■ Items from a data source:
##########
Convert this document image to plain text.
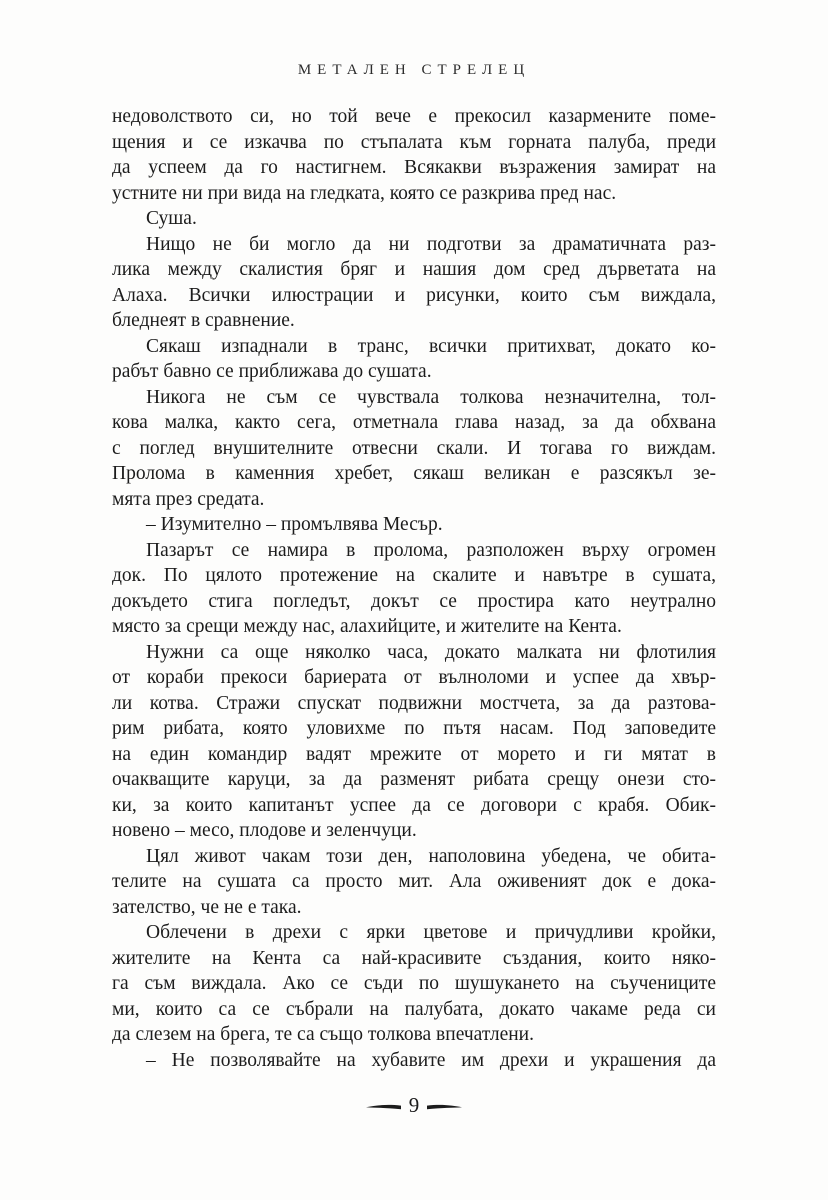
МЕТАЛЕН СТРЕЛЕЦ
недоволството си, но той вече е прекосил казармените поме-
щения и се изкачва по стъпалата към горната палуба, преди
да успеем да го настигнем. Всякакви възражения замират на
устните ни при вида на гледката, която се разкрива пред нас.
Суша.
Нищо не би могло да ни подготви за драматичната раз-
лика между скалистия бряг и нашия дом сред дърветата на
Алаха. Всички илюстрации и рисунки, които съм виждала,
бледнеят в сравнение.
Сякаш изпаднали в транс, всички притихват, докато ко-
рабът бавно се приближава до сушата.
Никога не съм се чувствала толкова незначителна, тол-
кова малка, както сега, отметнала глава назад, за да обхвана
с поглед внушителните отвесни скали. И тогава го виждам.
Пролома в каменния хребет, сякаш великан е разсякъл зе-
мята през средата.
– Изумително – промълвява Месър.
Пазарът се намира в пролома, разположен върху огромен
док. По цялото протежение на скалите и навътре в сушата,
докъдето стига погледът, докът се простира като неутрално
място за срещи между нас, алахийците, и жителите на Кента.
Нужни са още няколко часа, докато малката ни флотилия
от кораби прекоси бариерата от вълноломи и успее да хвър-
ли котва. Стражи спускат подвижни мостчета, за да разтова-
рим рибата, която уловихме по пътя насам. Под заповедите
на един командир вадят мрежите от морето и ги мятат в
очакващите каруци, за да разменят рибата срещу онези сто-
ки, за които капитанът успее да се договори с крабя. Обик-
новено – месо, плодове и зеленчуци.
Цял живот чакам този ден, наполовина убедена, че обита-
телите на сушата са просто мит. Ала оживеният док е дока-
зателство, че не е така.
Облечени в дрехи с ярки цветове и причудливи кройки,
жителите на Кента са най-красивите създания, които няко-
га съм виждала. Ако се съди по шушукането на съучениците
ми, които са се събрали на палубата, докато чакаме реда си
да слезем на брега, те са също толкова впечатлени.
– Не позволявайте на хубавите им дрехи и украшения да
9
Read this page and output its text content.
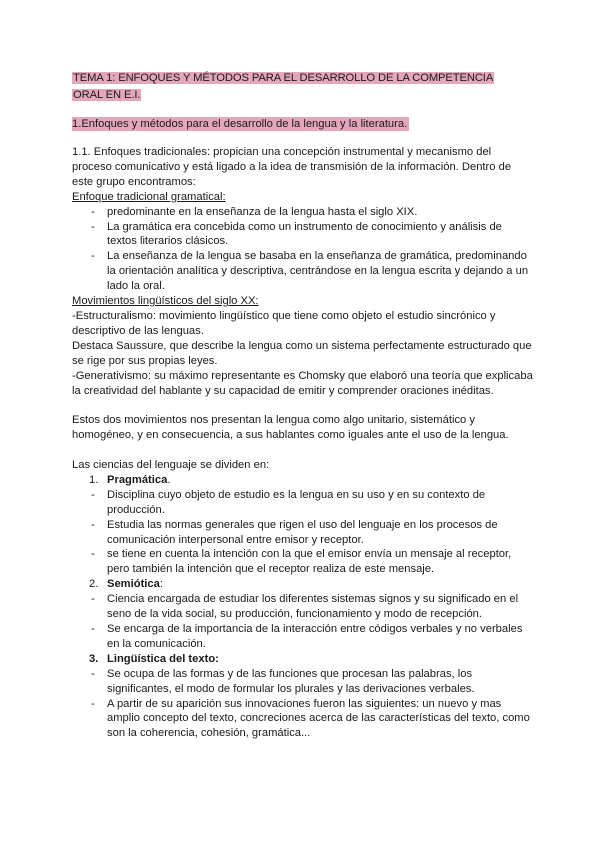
TEMA 1: ENFOQUES Y MÉTODOS PARA EL DESARROLLO DE LA COMPETENCIA
ORAL EN E.I.
1.Enfoques y métodos para el desarrollo de la lengua y la literatura.

1.1. Enfoques tradicionales: propician una concepción instrumental y mecanismo del proceso comunicativo y está ligado a la idea de transmisión de la información. Dentro de este grupo encontramos:

Enfoque tradicional gramatical:

- predominante en la enseñanza de la lengua hasta el siglo XIX.
- La gramática era concebida como un instrumento de conocimiento y análisis de textos literarios clásicos.
- La enseñanza de la lengua se basaba en la enseñanza de gramática, predominando la orientación analítica y descriptiva, centrándose en la lengua escrita y dejando a un lado la oral.

Movimientos lingüísticos del siglo XX:

-Estructuralismo: movimiento lingüístico que tiene como objeto el estudio sincrónico y descriptivo de las lenguas.

Destaca Saussure, que describe la lengua como un sistema perfectamente estructurado que se rige por sus propias leyes.

-Generativismo: su máximo representante es Chomsky que elaboró una teoría que explicaba la creatividad del hablante y su capacidad de emitir y comprender oraciones inéditas.

Estos dos movimientos nos presentan la lengua como algo unitario, sistemático y homogéneo, y en consecuencia, a sus hablantes como iguales ante el uso de la lengua.

Las ciencias del lenguaje se dividen en:

1. Pragmática.
- Disciplina cuyo objeto de estudio es la lengua en su uso y en su contexto de producción.
- Estudia las normas generales que rigen el uso del lenguaje en los procesos de comunicación interpersonal entre emisor y receptor.
- se tiene en cuenta la intención con la que el emisor envía un mensaje al receptor, pero también la intención que el receptor realiza de este mensaje.
2. Semiótica:
- Ciencia encargada de estudiar los diferentes sistemas signos y su significado en el seno de la vida social, su producción, funcionamiento y modo de recepción.
- Se encarga de la importancia de la interacción entre códigos verbales y no verbales en la comunicación.
3. Lingüística del texto:
- Se ocupa de las formas y de las funciones que procesan las palabras, los significantes, el modo de formular los plurales y las derivaciones verbales.
- A partir de su aparición sus innovaciones fueron las siguientes: un nuevo y mas amplio concepto del texto, concreciones acerca de las características del texto, como son la coherencia, cohesión, gramática...
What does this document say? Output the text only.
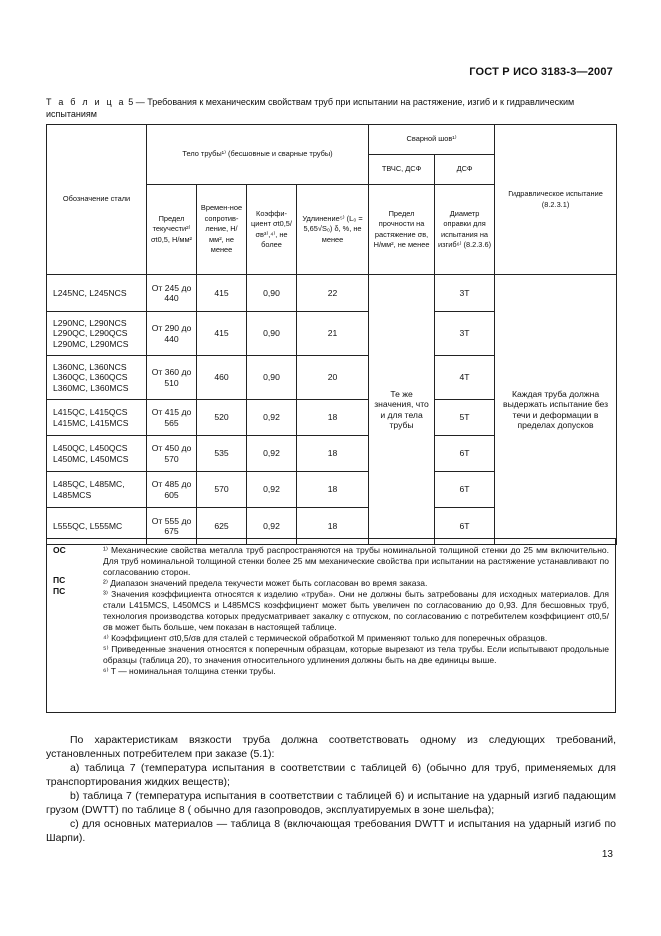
ГОСТ Р ИСО 3183-3—2007
Т а б л и ц а 5 — Требования к механическим свойствам труб при испытании на растяжение, изгиб и к гидравлическим испытаниям
Обозначение стали	Тело трубы¹⁾ (бесшовные и сварные трубы)				Сварной шов¹⁾		Гидравлическое испытание (8.2.3.1)
					ТВЧС, ДСФ	ДСФ	
	Предел текучести²⁾ σt0,5, Н/мм²	Времен-ное сопротив-ление, Н/мм², не менее	Коэффи-циент σt0,5/σв³⁾,⁴⁾, не более	Удлинение⁵⁾ (L₀ = 5,65√S₀) δ, %, не менее	Предел прочности на растяжение σв, Н/мм², не менее	Диаметр оправки для испытания на изгиб⁶⁾ (8.2.3.6)	
L245NC, L245NCS	От 245 до 440	415	0,90	22	Те же значения, что и для тела трубы	3T	Каждая труба должна выдержать испытание без течи и деформации в пределах допусков
L290NC, L290NCS L290QC, L290QCS L290MC, L290MCS	От 290 до 440	415	0,90	21		3T	
L360NC, L360NCS L360QC, L360QCS L360MC, L360MCS	От 360 до 510	460	0,90	20		4T	
L415QC, L415QCS L415MC, L415MCS	От 415 до 565	520	0,92	18		5T	
L450QC, L450QCS L450MC, L450MCS	От 450 до 570	535	0,92	18		6T	
L485QC, L485MC, L485MCS	От 485 до 605	570	0,92	18		6T	
L555QC, L555MC	От 555 до 675	625	0,92	18		6T	
ОС
ПС
ПС

¹⁾ Механические свойства металла труб распространяются на трубы номинальной толщиной стенки до 25 мм включительно. Для труб номинальной толщиной стенки более 25 мм механические свойства при испытании на растяжение устанавливают по согласованию сторон.

²⁾ Диапазон значений предела текучести может быть согласован во время заказа.

³⁾ Значения коэффициента относятся к изделию «труба». Они не должны быть затребованы для исходных материалов. Для стали L415MCS, L450MCS и L485MCS коэффициент может быть увеличен по согласованию до 0,93. Для бесшовных труб, технология производства которых предусматривает закалку с отпуском, по согласованию с потребителем коэффициент σt0,5/σв может быть больше, чем показан в настоящей таблице.

⁴⁾ Коэффициент σt0,5/σв для сталей с термической обработкой М применяют только для поперечных образцов.

⁵⁾ Приведенные значения относятся к поперечным образцам, которые вырезают из тела трубы. Если испытывают продольные образцы (таблица 20), то значения относительного удлинения должны быть на две единицы выше.

⁶⁾ T — номинальная толщина стенки трубы.

По характеристикам вязкости труба должна соответствовать одному из следующих требований, установленных потребителем при заказе (5.1):

a) таблица 7 (температура испытания в соответствии с таблицей 6) (обычно для труб, применяемых для транспортирования жидких веществ);

b) таблица 7 (температура испытания в соответствии с таблицей 6) и испытание на ударный изгиб падающим грузом (DWTT) по таблице 8 ( обычно для газопроводов, эксплуатируемых в зоне шельфа);

c) для основных материалов — таблица 8 (включающая требования DWTT и испытания на ударный изгиб по Шарпи).

13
##########
■ Task to carry out:
In your copy of the records, include no pictures; repeat everything else exactly.

■ Reply to the exercise:
Convert this document image to plain text.
МЕТАЛЕН СТРЕЛЕЦ
недоволството си, но той вече е прекосил казармените поме-
щения и се изкачва по стъпалата към горната палуба, преди
да успеем да го настигнем. Всякакви възражения замират на
устните ни при вида на гледката, която се разкрива пред нас.
Суша.
Нищо не би могло да ни подготви за драматичната раз-
лика между скалистия бряг и нашия дом сред дърветата на
Алаха. Всички илюстрации и рисунки, които съм виждала,
бледнеят в сравнение.
Сякаш изпаднали в транс, всички притихват, докато ко-
рабът бавно се приближава до сушата.
Никога не съм се чувствала толкова незначителна, тол-
кова малка, както сега, отметнала глава назад, за да обхвана
с поглед внушителните отвесни скали. И тогава го виждам.
Пролома в каменния хребет, сякаш великан е разсякъл зе-
мята през средата.
– Изумително – промълвява Месър.
Пазарът се намира в пролома, разположен върху огромен
док. По цялото протежение на скалите и навътре в сушата,
докъдето стига погледът, докът се простира като неутрално
място за срещи между нас, алахийците, и жителите на Кента.
Нужни са още няколко часа, докато малката ни флотилия
от кораби прекоси бариерата от вълноломи и успее да хвър-
ли котва. Стражи спускат подвижни мостчета, за да разтова-
рим рибата, която уловихме по пътя насам. Под заповедите
на един командир вадят мрежите от морето и ги мятат в
очакващите каруци, за да разменят рибата срещу онези сто-
ки, за които капитанът успее да се договори с крабя. Обик-
новено – месо, плодове и зеленчуци.
Цял живот чакам този ден, наполовина убедена, че обита-
телите на сушата са просто мит. Ала оживеният док е дока-
зателство, че не е така.
Облечени в дрехи с ярки цветове и причудливи кройки,
жителите на Кента са най-красивите създания, които няко-
га съм виждала. Ако се съди по шушукането на съучениците
ми, които са се събрали на палубата, докато чакаме реда си
да слезем на брега, те са също толкова впечатлени.
– Не позволявайте на хубавите им дрехи и украшения да
9
Read this page and output its text content.
TEMA 1: ENFOQUES Y MÉTODOS PARA EL DESARROLLO DE LA COMPETENCIA
ORAL EN E.I.
1.Enfoques y métodos para el desarrollo de la lengua y la literatura.

1.1. Enfoques tradicionales: propician una concepción instrumental y mecanismo del proceso comunicativo y está ligado a la idea de transmisión de la información. Dentro de este grupo encontramos:

Enfoque tradicional gramatical:

- predominante en la enseñanza de la lengua hasta el siglo XIX.
- La gramática era concebida como un instrumento de conocimiento y análisis de textos literarios clásicos.
- La enseñanza de la lengua se basaba en la enseñanza de gramática, predominando la orientación analítica y descriptiva, centrándose en la lengua escrita y dejando a un lado la oral.

Movimientos lingüísticos del siglo XX:

-Estructuralismo: movimiento lingüístico que tiene como objeto el estudio sincrónico y descriptivo de las lenguas.

Destaca Saussure, que describe la lengua como un sistema perfectamente estructurado que se rige por sus propias leyes.

-Generativismo: su máximo representante es Chomsky que elaboró una teoría que explicaba la creatividad del hablante y su capacidad de emitir y comprender oraciones inéditas.

Estos dos movimientos nos presentan la lengua como algo unitario, sistemático y homogéneo, y en consecuencia, a sus hablantes como iguales ante el uso de la lengua.

Las ciencias del lenguaje se dividen en:

1. Pragmática.
- Disciplina cuyo objeto de estudio es la lengua en su uso y en su contexto de producción.
- Estudia las normas generales que rigen el uso del lenguaje en los procesos de comunicación interpersonal entre emisor y receptor.
- se tiene en cuenta la intención con la que el emisor envía un mensaje al receptor, pero también la intención que el receptor realiza de este mensaje.
2. Semiótica:
- Ciencia encargada de estudiar los diferentes sistemas signos y su significado en el seno de la vida social, su producción, funcionamiento y modo de recepción.
- Se encarga de la importancia de la interacción entre códigos verbales y no verbales en la comunicación.
3. Lingüística del texto:
- Se ocupa de las formas y de las funciones que procesan las palabras, los significantes, el modo de formular los plurales y las derivaciones verbales.
- A partir de su aparición sus innovaciones fueron las siguientes: un nuevo y mas amplio concepto del texto, concreciones acerca de las características del texto, como son la coherencia, cohesión, gramática...
What does this document say? Output the text only.
ГОСТ Р ИСО 3183-3—2007
Т а б л и ц а 5 — Требования к механическим свойствам труб при испытании на растяжение, изгиб и к гидравлическим испытаниям
Обозначение стали	Тело трубы¹⁾ (бесшовные и сварные трубы)				Сварной шов¹⁾		Гидравлическое испытание (8.2.3.1)
					ТВЧС, ДСФ	ДСФ	
	Предел текучести²⁾ σt0,5, Н/мм²	Времен-ное сопротив-ление, Н/мм², не менее	Коэффи-циент σt0,5/σв³⁾,⁴⁾, не более	Удлинение⁵⁾ (L₀ = 5,65√S₀) δ, %, не менее	Предел прочности на растяжение σв, Н/мм², не менее	Диаметр оправки для испытания на изгиб⁶⁾ (8.2.3.6)	
L245NC, L245NCS	От 245 до 440	415	0,90	22	Те же значения, что и для тела трубы	3T	Каждая труба должна выдержать испытание без течи и деформации в пределах допусков
L290NC, L290NCS L290QC, L290QCS L290MC, L290MCS	От 290 до 440	415	0,90	21		3T	
L360NC, L360NCS L360QC, L360QCS L360MC, L360MCS	От 360 до 510	460	0,90	20		4T	
L415QC, L415QCS L415MC, L415MCS	От 415 до 565	520	0,92	18		5T	
L450QC, L450QCS L450MC, L450MCS	От 450 до 570	535	0,92	18		6T	
L485QC, L485MC, L485MCS	От 485 до 605	570	0,92	18		6T	
L555QC, L555MC	От 555 до 675	625	0,92	18		6T	
ОС
ПС
ПС

¹⁾ Механические свойства металла труб распространяются на трубы номинальной толщиной стенки до 25 мм включительно. Для труб номинальной толщиной стенки более 25 мм механические свойства при испытании на растяжение устанавливают по согласованию сторон.

²⁾ Диапазон значений предела текучести может быть согласован во время заказа.

³⁾ Значения коэффициента относятся к изделию «труба». Они не должны быть затребованы для исходных материалов. Для стали L415MCS, L450MCS и L485MCS коэффициент может быть увеличен по согласованию до 0,93. Для бесшовных труб, технология производства которых предусматривает закалку с отпуском, по согласованию с потребителем коэффициент σt0,5/σв может быть больше, чем показан в настоящей таблице.

⁴⁾ Коэффициент σt0,5/σв для сталей с термической обработкой М применяют только для поперечных образцов.

⁵⁾ Приведенные значения относятся к поперечным образцам, которые вырезают из тела трубы. Если испытывают продольные образцы (таблица 20), то значения относительного удлинения должны быть на две единицы выше.

⁶⁾ T — номинальная толщина стенки трубы.

По характеристикам вязкости труба должна соответствовать одному из следующих требований, установленных потребителем при заказе (5.1):

a) таблица 7 (температура испытания в соответствии с таблицей 6) (обычно для труб, применяемых для транспортирования жидких веществ);

b) таблица 7 (температура испытания в соответствии с таблицей 6) и испытание на ударный изгиб падающим грузом (DWTT) по таблице 8 ( обычно для газопроводов, эксплуатируемых в зоне шельфа);

c) для основных материалов — таблица 8 (включающая требования DWTT и испытания на ударный изгиб по Шарпи).

13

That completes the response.